▶ _STATED EXERCISE_: Copy out the data exactly, leaving the pictures behind.

▶ _PROVIDED DATA_:
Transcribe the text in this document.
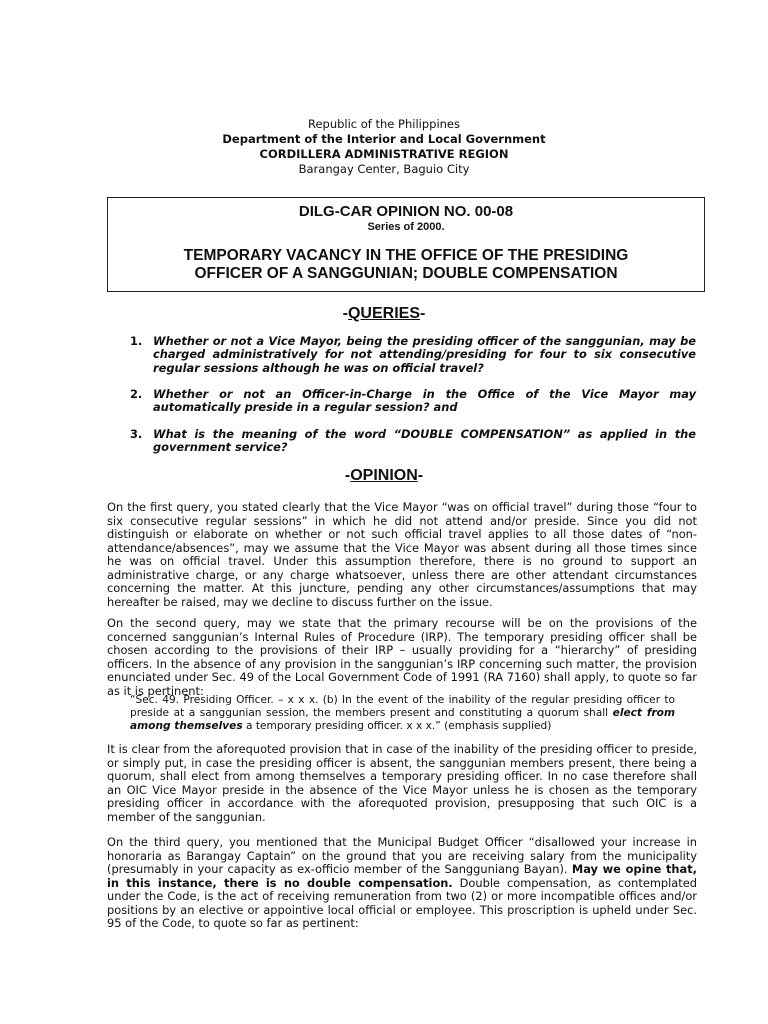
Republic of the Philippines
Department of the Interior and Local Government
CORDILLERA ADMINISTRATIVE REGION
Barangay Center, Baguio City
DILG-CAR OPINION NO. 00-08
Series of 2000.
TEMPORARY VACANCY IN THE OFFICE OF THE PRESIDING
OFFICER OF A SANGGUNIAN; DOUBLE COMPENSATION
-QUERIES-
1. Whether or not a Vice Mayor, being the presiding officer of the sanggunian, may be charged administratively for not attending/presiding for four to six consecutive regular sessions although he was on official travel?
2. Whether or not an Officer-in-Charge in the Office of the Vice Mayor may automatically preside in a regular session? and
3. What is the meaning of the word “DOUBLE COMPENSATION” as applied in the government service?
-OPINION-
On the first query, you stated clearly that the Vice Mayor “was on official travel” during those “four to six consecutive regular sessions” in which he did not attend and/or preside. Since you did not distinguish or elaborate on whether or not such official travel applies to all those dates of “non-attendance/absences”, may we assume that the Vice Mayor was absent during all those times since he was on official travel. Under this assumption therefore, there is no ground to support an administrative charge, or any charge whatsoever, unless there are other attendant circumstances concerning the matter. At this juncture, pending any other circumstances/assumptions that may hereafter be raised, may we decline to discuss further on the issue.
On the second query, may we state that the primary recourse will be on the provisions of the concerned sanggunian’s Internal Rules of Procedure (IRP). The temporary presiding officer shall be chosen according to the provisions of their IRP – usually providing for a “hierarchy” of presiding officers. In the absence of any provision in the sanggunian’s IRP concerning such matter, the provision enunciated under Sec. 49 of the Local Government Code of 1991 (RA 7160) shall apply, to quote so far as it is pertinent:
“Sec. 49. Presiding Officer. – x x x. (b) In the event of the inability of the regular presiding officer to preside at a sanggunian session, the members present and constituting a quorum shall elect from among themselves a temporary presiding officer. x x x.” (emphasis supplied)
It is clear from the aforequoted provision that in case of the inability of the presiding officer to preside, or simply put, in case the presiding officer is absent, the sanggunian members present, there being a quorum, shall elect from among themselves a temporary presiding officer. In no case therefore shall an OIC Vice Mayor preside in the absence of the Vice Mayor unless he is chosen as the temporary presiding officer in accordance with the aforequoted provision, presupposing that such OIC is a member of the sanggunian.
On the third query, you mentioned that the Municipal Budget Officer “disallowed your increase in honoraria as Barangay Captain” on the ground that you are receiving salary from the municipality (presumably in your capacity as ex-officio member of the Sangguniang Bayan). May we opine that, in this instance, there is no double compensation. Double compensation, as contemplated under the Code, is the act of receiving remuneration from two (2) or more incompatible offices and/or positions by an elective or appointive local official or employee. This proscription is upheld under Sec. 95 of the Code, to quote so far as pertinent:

▶ _EXERCISE RESPONSE_:
Transcribe the text in this document.
Republic of the Philippines
Department of the Interior and Local Government
CORDILLERA ADMINISTRATIVE REGION
Barangay Center, Baguio City
DILG-CAR OPINION NO. 00-08
Series of 2000.
TEMPORARY VACANCY IN THE OFFICE OF THE PRESIDING
OFFICER OF A SANGGUNIAN; DOUBLE COMPENSATION
-QUERIES-
1. Whether or not a Vice Mayor, being the presiding officer of the sanggunian, may be charged administratively for not attending/presiding for four to six consecutive regular sessions although he was on official travel?
2. Whether or not an Officer-in-Charge in the Office of the Vice Mayor may automatically preside in a regular session? and
3. What is the meaning of the word “DOUBLE COMPENSATION” as applied in the government service?
-OPINION-
On the first query, you stated clearly that the Vice Mayor “was on official travel” during those “four to six consecutive regular sessions” in which he did not attend and/or preside. Since you did not distinguish or elaborate on whether or not such official travel applies to all those dates of “non-attendance/absences”, may we assume that the Vice Mayor was absent during all those times since he was on official travel. Under this assumption therefore, there is no ground to support an administrative charge, or any charge whatsoever, unless there are other attendant circumstances concerning the matter. At this juncture, pending any other circumstances/assumptions that may hereafter be raised, may we decline to discuss further on the issue.
On the second query, may we state that the primary recourse will be on the provisions of the concerned sanggunian’s Internal Rules of Procedure (IRP). The temporary presiding officer shall be chosen according to the provisions of their IRP – usually providing for a “hierarchy” of presiding officers. In the absence of any provision in the sanggunian’s IRP concerning such matter, the provision enunciated under Sec. 49 of the Local Government Code of 1991 (RA 7160) shall apply, to quote so far as it is pertinent:
“Sec. 49. Presiding Officer. – x x x. (b) In the event of the inability of the regular presiding officer to preside at a sanggunian session, the members present and constituting a quorum shall elect from among themselves a temporary presiding officer. x x x.” (emphasis supplied)
It is clear from the aforequoted provision that in case of the inability of the presiding officer to preside, or simply put, in case the presiding officer is absent, the sanggunian members present, there being a quorum, shall elect from among themselves a temporary presiding officer. In no case therefore shall an OIC Vice Mayor preside in the absence of the Vice Mayor unless he is chosen as the temporary presiding officer in accordance with the aforequoted provision, presupposing that such OIC is a member of the sanggunian.
On the third query, you mentioned that the Municipal Budget Officer “disallowed your increase in honoraria as Barangay Captain” on the ground that you are receiving salary from the municipality (presumably in your capacity as ex-officio member of the Sangguniang Bayan). May we opine that, in this instance, there is no double compensation. Double compensation, as contemplated under the Code, is the act of receiving remuneration from two (2) or more incompatible offices and/or positions by an elective or appointive local official or employee. This proscription is upheld under Sec. 95 of the Code, to quote so far as pertinent:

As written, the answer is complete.